### Request
Please find all lines in the data that hold the string "viene" and copy them.

Data excerpts
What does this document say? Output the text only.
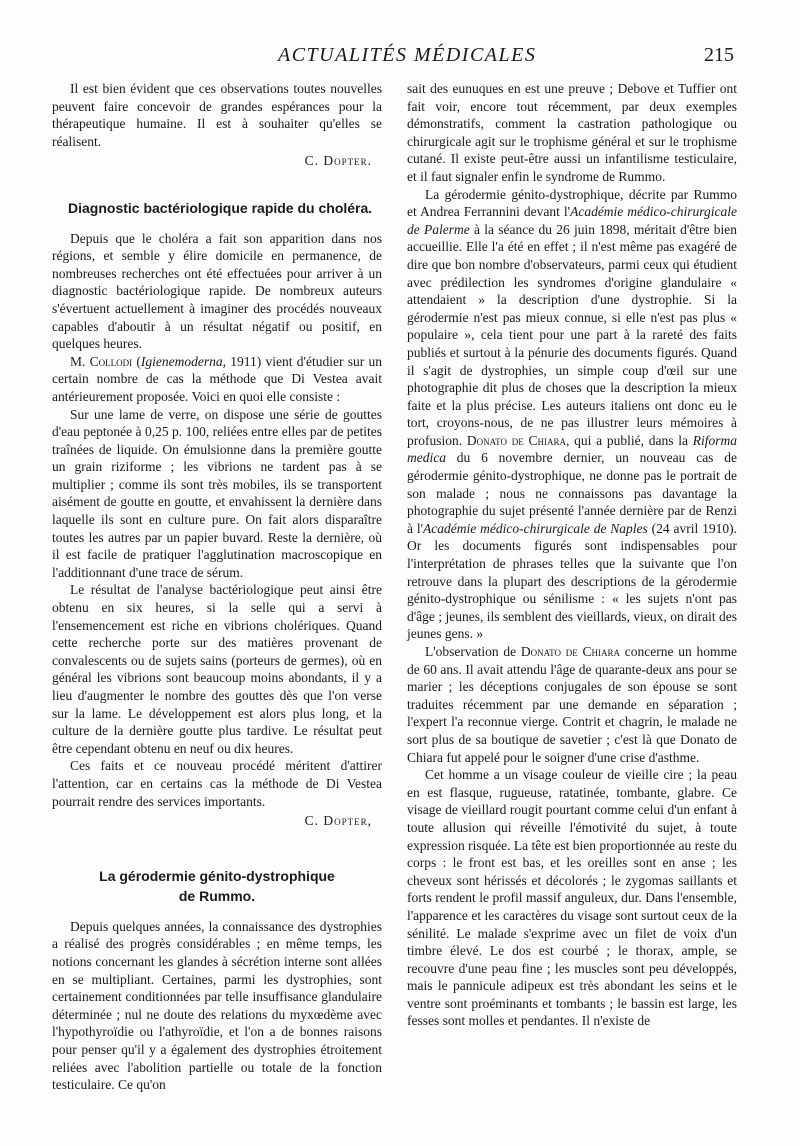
ACTUALITÉS MÉDICALES	215

Il est bien évident que ces observations toutes nouvelles peuvent faire concevoir de grandes espérances pour la thérapeutique humaine. Il est à souhaiter qu'elles se réalisent.

C. Dopter.
Diagnostic bactériologique rapide du choléra.

Depuis que le choléra a fait son apparition dans nos régions, et semble y élire domicile en permanence, de nombreuses recherches ont été effectuées pour arriver à un diagnostic bactériologique rapide. De nombreux auteurs s'évertuent actuellement à imaginer des procédés nouveaux capables d'aboutir à un résultat négatif ou positif, en quelques heures.

M. Collodi (Igienemoderna, 1911) vient d'étudier sur un certain nombre de cas la méthode que Di Vestea avait antérieurement proposée. Voici en quoi elle consiste :

Sur une lame de verre, on dispose une série de gouttes d'eau peptonée à 0,25 p. 100, reliées entre elles par de petites traînées de liquide. On émulsionne dans la première goutte un grain riziforme ; les vibrions ne tardent pas à se multiplier ; comme ils sont très mobiles, ils se transportent aisément de goutte en goutte, et envahissent la dernière dans laquelle ils sont en culture pure. On fait alors disparaître toutes les autres par un papier buvard. Reste la dernière, où il est facile de pratiquer l'agglutination macroscopique en l'additionnant d'une trace de sérum.

Le résultat de l'analyse bactériologique peut ainsi être obtenu en six heures, si la selle qui a servi à l'ensemencement est riche en vibrions cholériques. Quand cette recherche porte sur des matières provenant de convalescents ou de sujets sains (porteurs de germes), où en général les vibrions sont beaucoup moins abondants, il y a lieu d'augmenter le nombre des gouttes dès que l'on verse sur la lame. Le développement est alors plus long, et la culture de la dernière goutte plus tardive. Le résultat peut être cependant obtenu en neuf ou dix heures.

Ces faits et ce nouveau procédé méritent d'attirer l'attention, car en certains cas la méthode de Di Vestea pourrait rendre des services importants.

C. Dopter,
La gérodermie génito-dystrophique
de Rummo.

Depuis quelques années, la connaissance des dystrophies a réalisé des progrès considérables ; en même temps, les notions concernant les glandes à sécrétion interne sont allées en se multipliant. Certaines, parmi les dystrophies, sont certainement conditionnées par telle insuffisance glandulaire déterminée ; nul ne doute des relations du myxœdème avec l'hypothyroïdie ou l'athyroïdie, et l'on a de bonnes raisons pour penser qu'il y a également des dystrophies étroitement reliées avec l'abolition partielle ou totale de la fonction testiculaire. Ce qu'on

sait des eunuques en est une preuve ; Debove et Tuffier ont fait voir, encore tout récemment, par deux exemples démonstratifs, comment la castration pathologique ou chirurgicale agit sur le trophisme général et sur le trophisme cutané. Il existe peut-être aussi un infantilisme testiculaire, et il faut signaler enfin le syndrome de Rummo.

La gérodermie génito-dystrophique, décrite par Rummo et Andrea Ferrannini devant l'Académie médico-chirurgicale de Palerme à la séance du 26 juin 1898, méritait d'être bien accueillie. Elle l'a été en effet ; il n'est même pas exagéré de dire que bon nombre d'observateurs, parmi ceux qui étudient avec prédilection les syndromes d'origine glandulaire « attendaient » la description d'une dystrophie. Si la gérodermie n'est pas mieux connue, si elle n'est pas plus « populaire », cela tient pour une part à la rareté des faits publiés et surtout à la pénurie des documents figurés. Quand il s'agit de dystrophies, un simple coup d'œil sur une photographie dit plus de choses que la description la mieux faite et la plus précise. Les auteurs italiens ont donc eu le tort, croyons-nous, de ne pas illustrer leurs mémoires à profusion. Donato de Chiara, qui a publié, dans la Riforma medica du 6 novembre dernier, un nouveau cas de gérodermie génito-dystrophique, ne donne pas le portrait de son malade ; nous ne connaissons pas davantage la photographie du sujet présenté l'année dernière par de Renzi à l'Académie médico-chirurgicale de Naples (24 avril 1910). Or les documents figurés sont indispensables pour l'interprétation de phrases telles que la suivante que l'on retrouve dans la plupart des descriptions de la gérodermie génito-dystrophique ou sénilisme : « les sujets n'ont pas d'âge ; jeunes, ils semblent des vieillards, vieux, on dirait des jeunes gens. »

L'observation de Donato de Chiara concerne un homme de 60 ans. Il avait attendu l'âge de quarante-deux ans pour se marier ; les déceptions conjugales de son épouse se sont traduites récemment par une demande en séparation ; l'expert l'a reconnue vierge. Contrit et chagrin, le malade ne sort plus de sa boutique de savetier ; c'est là que Donato de Chiara fut appelé pour le soigner d'une crise d'asthme.

Cet homme a un visage couleur de vieille cire ; la peau en est flasque, rugueuse, ratatinée, tombante, glabre. Ce visage de vieillard rougit pourtant comme celui d'un enfant à toute allusion qui réveille l'émotivité du sujet, à toute expression risquée. La tête est bien proportionnée au reste du corps : le front est bas, et les oreilles sont en anse ; les cheveux sont hérissés et décolorés ; le zygomas saillants et forts rendent le profil massif anguleux, dur. Dans l'ensemble, l'apparence et les caractères du visage sont surtout ceux de la sénilité. Le malade s'exprime avec un filet de voix d'un timbre élevé. Le dos est courbé ; le thorax, ample, se recouvre d'une peau fine ; les muscles sont peu développés, mais le pannicule adipeux est très abondant les seins et le ventre sont proéminants et tombants ; le bassin est large, les fesses sont molles et pendantes. Il n'existe de
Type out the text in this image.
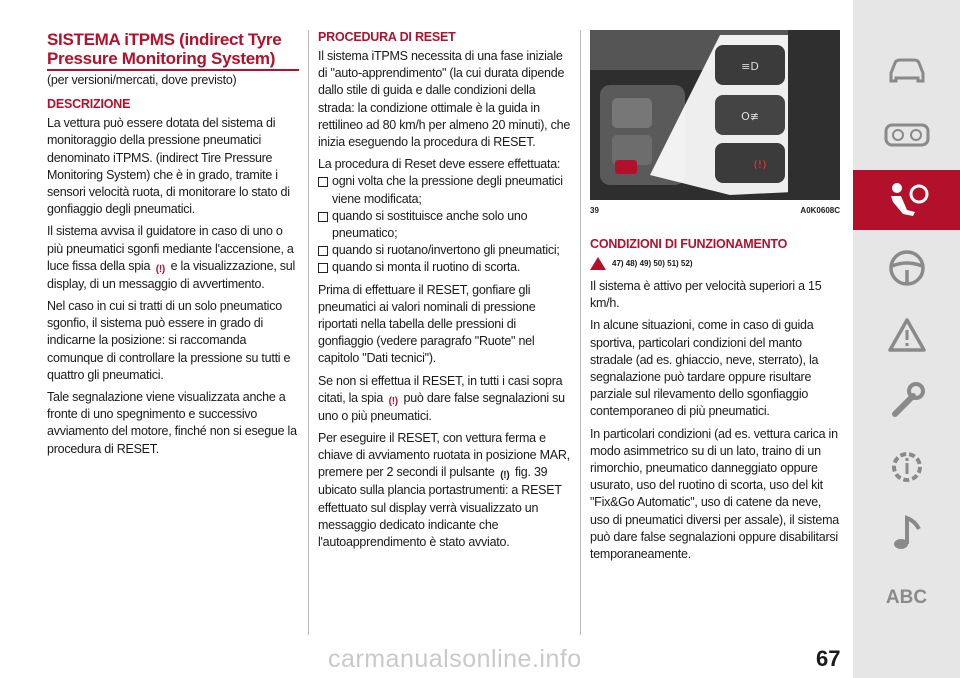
SISTEMA iTPMS (indirect Tyre Pressure Monitoring System)

(per versioni/mercati, dove previsto)

DESCRIZIONE

La vettura può essere dotata del sistema di monitoraggio della pressione pneumatici denominato iTPMS. (indirect Tire Pressure Monitoring System) che è in grado, tramite i sensori velocità ruota, di monitorare lo stato di gonfiaggio degli pneumatici.

Il sistema avvisa il guidatore in caso di uno o più pneumatici sgonfi mediante l'accensione, a luce fissa della spia (!) e la visualizzazione, sul display, di un messaggio di avvertimento.

Nel caso in cui si tratti di un solo pneumatico sgonfio, il sistema può essere in grado di indicarne la posizione: si raccomanda comunque di controllare la pressione su tutti e quattro gli pneumatici.

Tale segnalazione viene visualizzata anche a fronte di uno spegnimento e successivo avviamento del motore, finché non si esegue la procedura di RESET.

PROCEDURA DI RESET

Il sistema iTPMS necessita di una fase iniziale di "auto-apprendimento" (la cui durata dipende dallo stile di guida e dalle condizioni della strada: la condizione ottimale è la guida in rettilineo ad 80 km/h per almeno 20 minuti), che inizia eseguendo la procedura di RESET.

La procedura di Reset deve essere effettuata:

ogni volta che la pressione degli pneumatici viene modificata;
quando si sostituisce anche solo uno pneumatico;
quando si ruotano/invertono gli pneumatici;
quando si monta il ruotino di scorta.

Prima di effettuare il RESET, gonfiare gli pneumatici ai valori nominali di pressione riportati nella tabella delle pressioni di gonfiaggio (vedere paragrafo "Ruote" nel capitolo "Dati tecnici").

Se non si effettua il RESET, in tutti i casi sopra citati, la spia (!) può dare false segnalazioni su uno o più pneumatici.

Per eseguire il RESET, con vettura ferma e chiave di avviamento ruotata in posizione MAR, premere per 2 secondi il pulsante (!) fig. 39 ubicato sulla plancia portastrumenti: a RESET effettuato sul display verrà visualizzato un messaggio dedicato indicante che l'autoapprendimento è stato avviato.

≡D
O≢
(!)
39	A0K0608C
CONDIZIONI DI FUNZIONAMENTO
47) 48) 49) 50) 51) 52)

Il sistema è attivo per velocità superiori a 15 km/h.

In alcune situazioni, come in caso di guida sportiva, particolari condizioni del manto stradale (ad es. ghiaccio, neve, sterrato), la segnalazione può tardare oppure risultare parziale sul rilevamento dello sgonfiaggio contemporaneo di più pneumatici.

In particolari condizioni (ad es. vettura carica in modo asimmetrico su di un lato, traino di un rimorchio, pneumatico danneggiato oppure usurato, uso del ruotino di scorta, uso del kit "Fix&Go Automatic", uso di catene da neve, uso di pneumatici diversi per assale), il sistema può dare false segnalazioni oppure disabilitarsi temporaneamente.

ABC
carmanualsonline.info	67
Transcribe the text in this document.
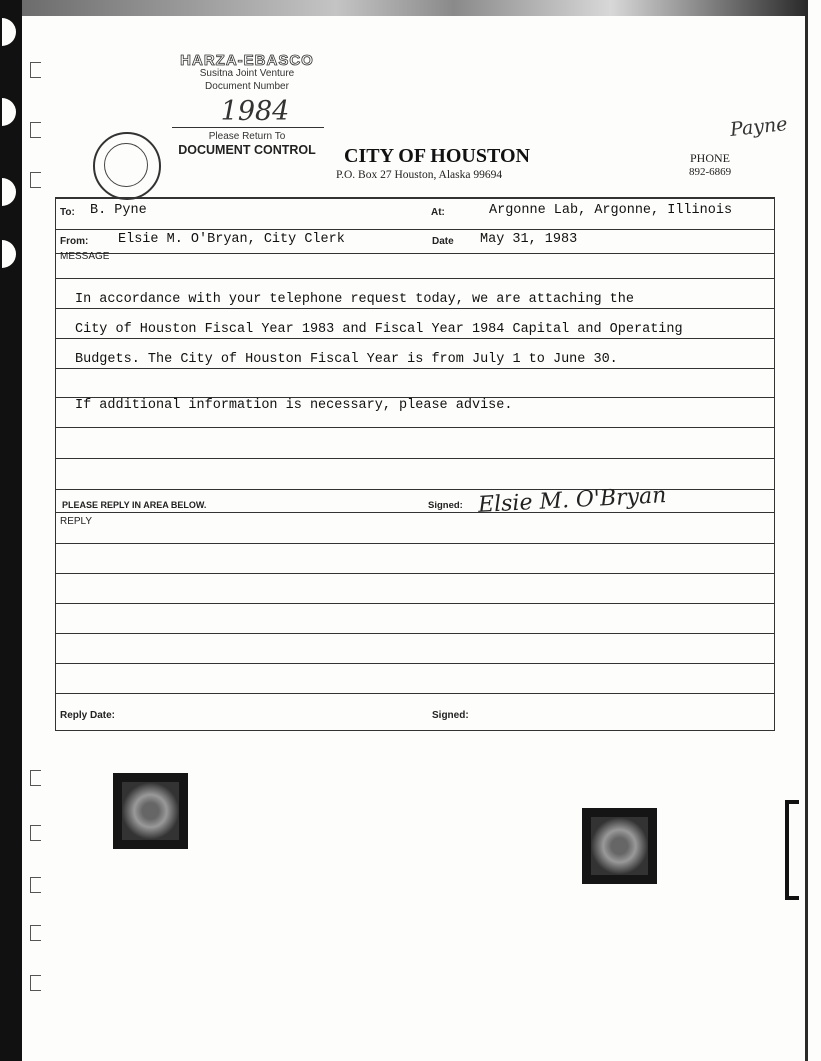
HARZA-EBASCO
Susitna Joint Venture
Document Number
1984
Please Return To
DOCUMENT CONTROL	CITY OF HOUSTON
P.O. Box 27 Houston, Alaska 99694
PHONE
892-6869
Payne
To: B. Pyne	At:	Argonne Lab, Argonne, Illinois
From: Elsie M. O'Bryan, City Clerk	Date May 31, 1983
MESSAGE
In accordance with your telephone request today, we are attaching the
City of Houston Fiscal Year 1983 and Fiscal Year 1984 Capital and Operating
Budgets. The City of Houston Fiscal Year is from July 1 to June 30.
If additional information is necessary, please advise.
PLEASE REPLY IN AREA BELOW.	Signed: Elsie M. O'Bryan
REPLY
Reply Date:	Signed:
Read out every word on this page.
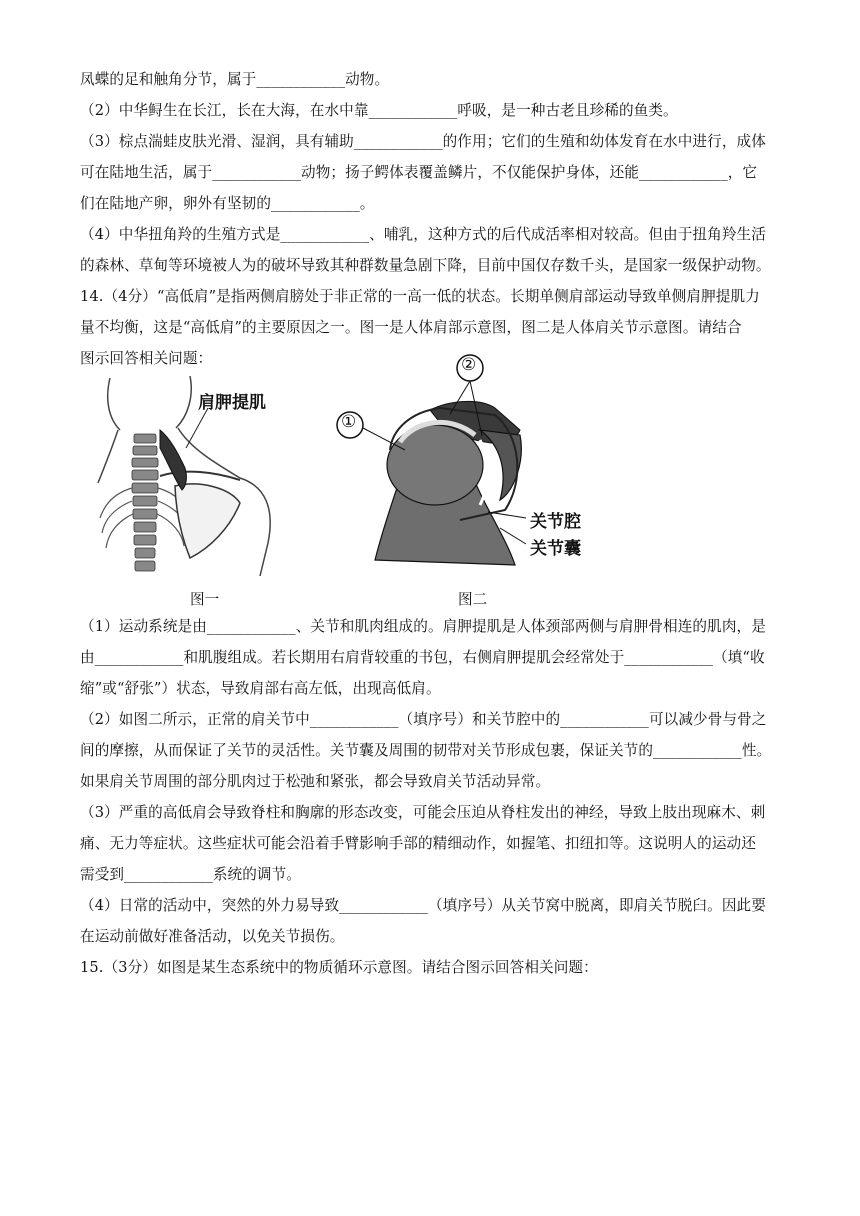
凤蝶的足和触角分节，属于____________动物。
（2）中华鲟生在长江，长在大海，在水中靠____________呼吸，是一种古老且珍稀的鱼类。
（3）棕点湍蛙皮肤光滑、湿润，具有辅助____________的作用；它们的生殖和幼体发育在水中进行，成体
可在陆地生活，属于____________动物；扬子鳄体表覆盖鳞片，不仅能保护身体，还能____________，它
们在陆地产卵，卵外有坚韧的____________。
（4）中华扭角羚的生殖方式是____________、哺乳，这种方式的后代成活率相对较高。但由于扭角羚生活
的森林、草甸等环境被人为的破坏导致其种群数量急剧下降，目前中国仅存数千头，是国家一级保护动物。
14.（4分）“高低肩”是指两侧肩膀处于非正常的一高一低的状态。长期单侧肩部运动导致单侧肩胛提肌力
量不均衡，这是“高低肩”的主要原因之一。图一是人体肩部示意图，图二是人体肩关节示意图。请结合
图示回答相关问题：
肩胛提肌
图一
①
②
关节腔
关节囊
图二
（1）运动系统是由____________、关节和肌肉组成的。肩胛提肌是人体颈部两侧与肩胛骨相连的肌肉，是
由____________和肌腹组成。若长期用右肩背较重的书包，右侧肩胛提肌会经常处于____________（填“收
缩”或“舒张”）状态，导致肩部右高左低，出现高低肩。
（2）如图二所示，正常的肩关节中____________（填序号）和关节腔中的____________可以减少骨与骨之
间的摩擦，从而保证了关节的灵活性。关节囊及周围的韧带对关节形成包裹，保证关节的____________性。
如果肩关节周围的部分肌肉过于松弛和紧张，都会导致肩关节活动异常。
（3）严重的高低肩会导致脊柱和胸廓的形态改变，可能会压迫从脊柱发出的神经，导致上肢出现麻木、刺
痛、无力等症状。这些症状可能会沿着手臂影响手部的精细动作，如握笔、扣纽扣等。这说明人的运动还
需受到____________系统的调节。
（4）日常的活动中，突然的外力易导致____________（填序号）从关节窝中脱离，即肩关节脱臼。因此要
在运动前做好准备活动，以免关节损伤。
15.（3分）如图是某生态系统中的物质循环示意图。请结合图示回答相关问题：
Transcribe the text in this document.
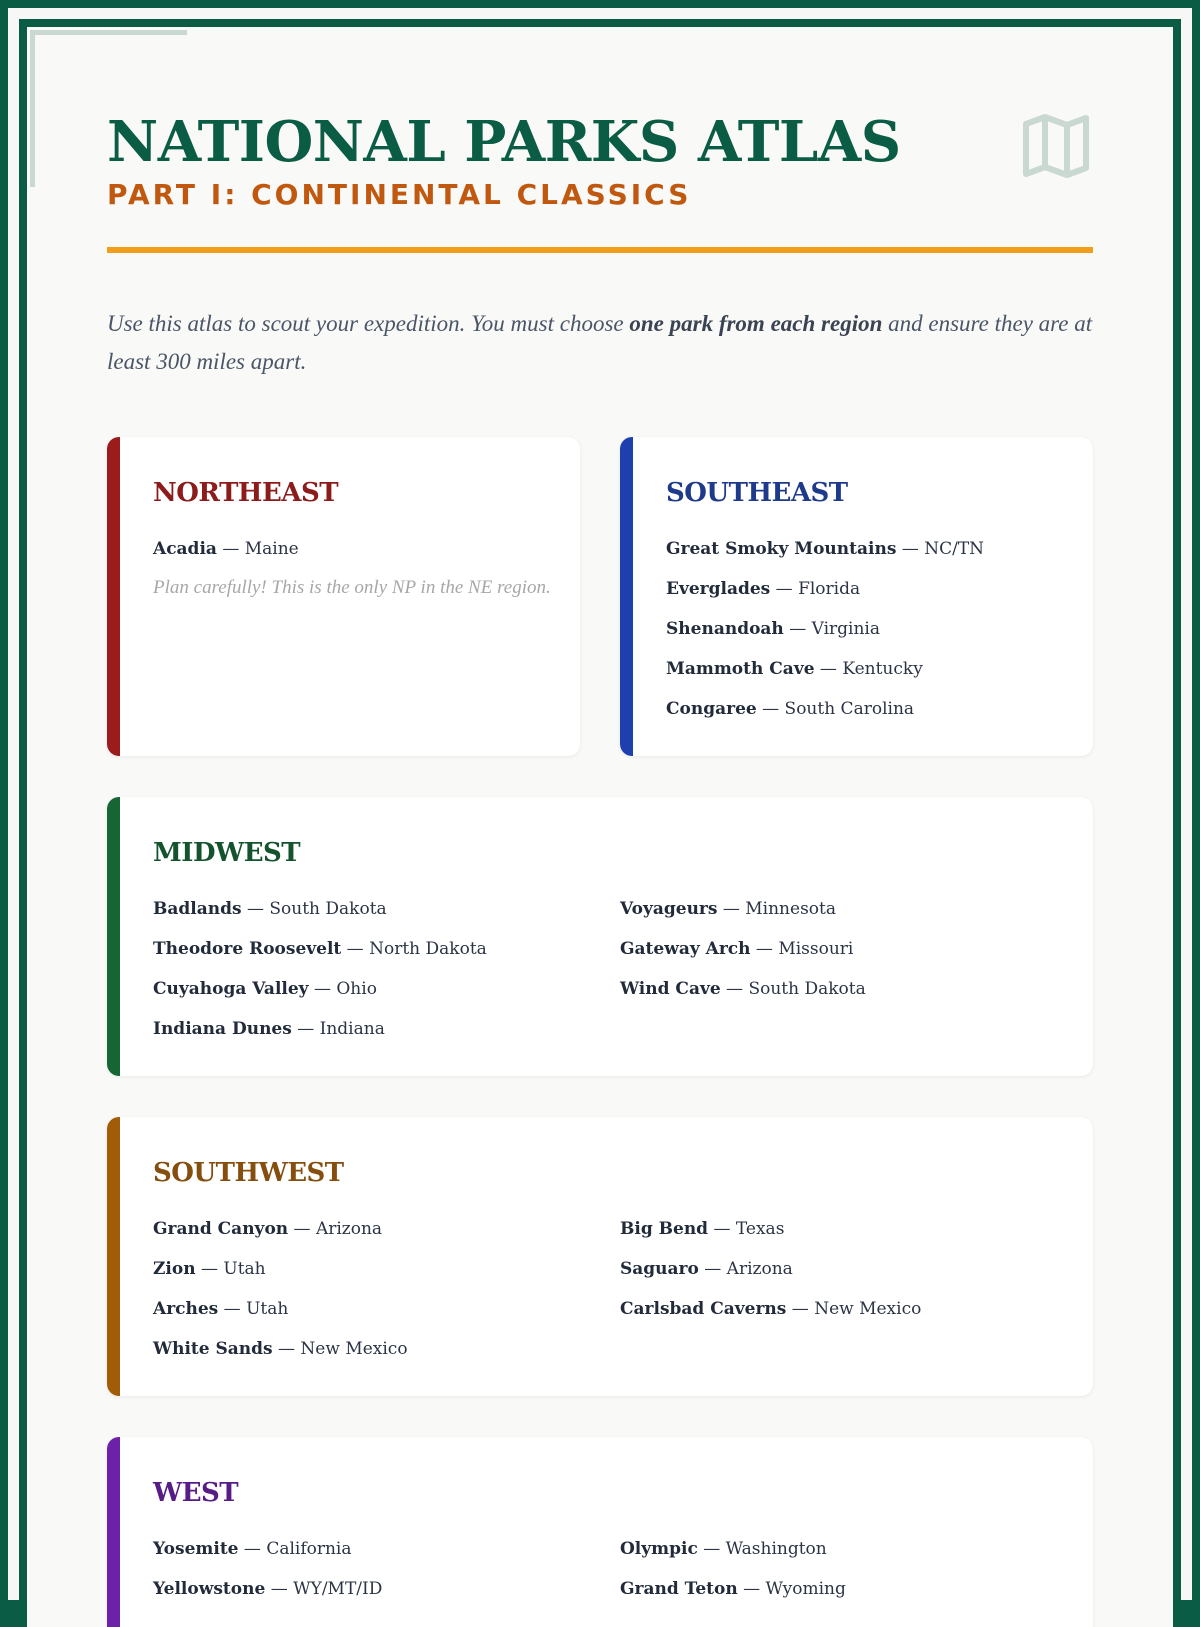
NATIONAL PARKS ATLAS
PART I: CONTINENTAL CLASSICS

Use this atlas to scout your expedition. You must choose one park from each region and ensure they are at least 300 miles apart.

NORTHEAST
Acadia — Maine

Plan carefully! This is the only NP in the NE region.

SOUTHEAST
Great Smoky Mountains — NC/TN
Everglades — Florida
Shenandoah — Virginia
Mammoth Cave — Kentucky
Congaree — South Carolina
MIDWEST
Badlands — South Dakota
Theodore Roosevelt — North Dakota
Cuyahoga Valley — Ohio
Indiana Dunes — Indiana
Voyageurs — Minnesota
Gateway Arch — Missouri
Wind Cave — South Dakota
SOUTHWEST
Grand Canyon — Arizona
Zion — Utah
Arches — Utah
White Sands — New Mexico
Big Bend — Texas
Saguaro — Arizona
Carlsbad Caverns — New Mexico
WEST
Yosemite — California
Yellowstone — WY/MT/ID
Olympic — Washington
Grand Teton — Wyoming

### Exercise result
Tale segnalazione viene visualizzata anche a fronte di uno spegnimento e successivo avviamento del motore, finché non si esegue la procedura di RESET.
ogni volta che la pressione degli pneumatici viene modificata;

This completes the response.